start MATERIAL PROVIDED

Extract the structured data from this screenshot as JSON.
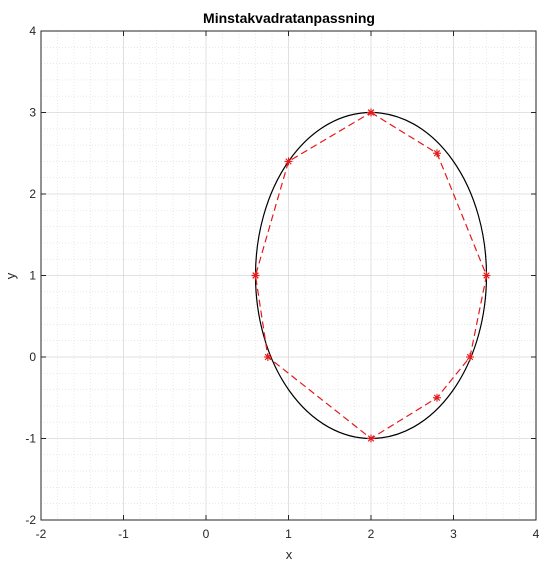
{
  "chart_data": {
    "type": "line",
    "title": "Minstakvadratanpassning",
    "xlabel": "x",
    "ylabel": "y",
    "xlim": [
      -2,
      4
    ],
    "ylim": [
      -2,
      4
    ],
    "xticks": [
      "-2",
      "-1",
      "0",
      "1",
      "2",
      "3",
      "4"
    ],
    "yticks": [
      "-2",
      "-1",
      "0",
      "1",
      "2",
      "3",
      "4"
    ],
    "grid": "major and minor",
    "series": [
      {
        "kind": "ellipse-fit",
        "color": "#000000",
        "center": [
          2.0,
          1.0
        ],
        "radii": [
          1.4,
          2.0
        ]
      },
      {
        "kind": "data-points",
        "color": "#e41a1c",
        "marker": "star",
        "line": "dashed",
        "x": [
          2.0,
          2.8,
          3.4,
          3.2,
          2.8,
          2.0,
          0.75,
          0.6,
          0.6,
          1.0,
          2.0
        ],
        "y": [
          3.0,
          2.5,
          1.0,
          0.0,
          -0.5,
          -1.0,
          0.0,
          1.0,
          1.0,
          2.4,
          3.0
        ]
      }
    ]
  }
}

end MATERIAL PROVIDED

▸ **THE TASK**:
Repeat everything in the records precisely. Images are excluded from the copy.

▸ **REPLY**:
Extract the structured data from this screenshot as JSON.
{
  "chart_data": {
    "type": "line",
    "title": "Minstakvadratanpassning",
    "xlabel": "x",
    "ylabel": "y",
    "xlim": [
      -2,
      4
    ],
    "ylim": [
      -2,
      4
    ],
    "xticks": [
      "-2",
      "-1",
      "0",
      "1",
      "2",
      "3",
      "4"
    ],
    "yticks": [
      "-2",
      "-1",
      "0",
      "1",
      "2",
      "3",
      "4"
    ],
    "grid": "major and minor",
    "series": [
      {
        "kind": "ellipse-fit",
        "color": "#000000",
        "center": [
          2.0,
          1.0
        ],
        "radii": [
          1.4,
          2.0
        ]
      },
      {
        "kind": "data-points",
        "color": "#e41a1c",
        "marker": "star",
        "line": "dashed",
        "x": [
          2.0,
          2.8,
          3.4,
          3.2,
          2.8,
          2.0,
          0.75,
          0.6,
          0.6,
          1.0,
          2.0
        ],
        "y": [
          3.0,
          2.5,
          1.0,
          0.0,
          -0.5,
          -1.0,
          0.0,
          1.0,
          1.0,
          2.4,
          3.0
        ]
      }
    ]
  }
}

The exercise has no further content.